_YOUR OBJECTIVE_
Set out each line from the following listing that includes the word "Arbres".
§ §
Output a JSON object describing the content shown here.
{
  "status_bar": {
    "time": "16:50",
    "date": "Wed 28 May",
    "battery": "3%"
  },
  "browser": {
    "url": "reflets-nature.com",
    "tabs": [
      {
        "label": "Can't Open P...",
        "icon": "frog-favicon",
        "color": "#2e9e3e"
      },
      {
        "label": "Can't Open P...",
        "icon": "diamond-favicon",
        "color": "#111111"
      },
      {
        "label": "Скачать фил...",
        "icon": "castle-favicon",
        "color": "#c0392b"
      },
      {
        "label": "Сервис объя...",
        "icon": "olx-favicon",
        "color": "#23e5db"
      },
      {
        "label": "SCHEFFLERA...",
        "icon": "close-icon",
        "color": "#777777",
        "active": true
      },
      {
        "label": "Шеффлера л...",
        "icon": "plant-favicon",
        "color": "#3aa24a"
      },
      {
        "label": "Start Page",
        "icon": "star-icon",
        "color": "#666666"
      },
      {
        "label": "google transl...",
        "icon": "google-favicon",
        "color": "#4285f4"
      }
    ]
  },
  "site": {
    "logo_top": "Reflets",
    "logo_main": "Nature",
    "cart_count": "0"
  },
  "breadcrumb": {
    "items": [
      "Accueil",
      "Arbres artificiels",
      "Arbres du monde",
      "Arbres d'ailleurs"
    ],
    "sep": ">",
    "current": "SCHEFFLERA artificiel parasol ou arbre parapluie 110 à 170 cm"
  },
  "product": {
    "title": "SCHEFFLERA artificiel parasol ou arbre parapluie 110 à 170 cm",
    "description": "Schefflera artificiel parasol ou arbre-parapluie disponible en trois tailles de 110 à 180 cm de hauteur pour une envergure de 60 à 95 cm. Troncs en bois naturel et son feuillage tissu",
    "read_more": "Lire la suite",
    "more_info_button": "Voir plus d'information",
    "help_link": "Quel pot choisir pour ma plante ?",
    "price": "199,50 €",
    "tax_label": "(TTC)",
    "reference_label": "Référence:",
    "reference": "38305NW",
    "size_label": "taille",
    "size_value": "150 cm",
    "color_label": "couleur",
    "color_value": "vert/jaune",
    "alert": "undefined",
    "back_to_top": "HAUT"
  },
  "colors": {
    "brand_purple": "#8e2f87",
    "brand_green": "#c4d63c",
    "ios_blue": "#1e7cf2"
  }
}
§ §
_PROBLEM SOLUTION_
      "Arbres artificiels",
      "Arbres du monde",
      "Arbres d'ailleurs"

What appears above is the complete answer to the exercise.